■ Instructions for the task ■
Your task is to retype the listing word for word.

■ Given records ■
-------

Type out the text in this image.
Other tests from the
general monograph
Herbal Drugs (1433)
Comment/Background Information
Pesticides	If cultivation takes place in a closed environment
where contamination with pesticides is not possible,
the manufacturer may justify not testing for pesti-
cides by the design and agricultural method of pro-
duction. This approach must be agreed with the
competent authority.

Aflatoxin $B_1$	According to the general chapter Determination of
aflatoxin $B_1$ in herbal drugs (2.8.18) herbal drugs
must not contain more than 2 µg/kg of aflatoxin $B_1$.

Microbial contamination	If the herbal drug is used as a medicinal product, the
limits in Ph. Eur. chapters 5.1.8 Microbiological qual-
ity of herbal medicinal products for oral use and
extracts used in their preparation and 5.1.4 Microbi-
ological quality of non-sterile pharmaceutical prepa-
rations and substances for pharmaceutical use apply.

-------

■ Completed task ■
Type out the text in this image.
Other tests from the
general monograph
Herbal Drugs (1433)
Comment/Background Information
Pesticides	If cultivation takes place in a closed environment
where contamination with pesticides is not possible,
the manufacturer may justify not testing for pesti-
cides by the design and agricultural method of pro-
duction. This approach must be agreed with the
competent authority.

Aflatoxin $B_1$	According to the general chapter Determination of
aflatoxin $B_1$ in herbal drugs (2.8.18) herbal drugs
must not contain more than 2 µg/kg of aflatoxin $B_1$.

Microbial contamination	If the herbal drug is used as a medicinal product, the
limits in Ph. Eur. chapters 5.1.8 Microbiological qual-
ity of herbal medicinal products for oral use and
extracts used in their preparation and 5.1.4 Microbi-
ological quality of non-sterile pharmaceutical prepa-
rations and substances for pharmaceutical use apply.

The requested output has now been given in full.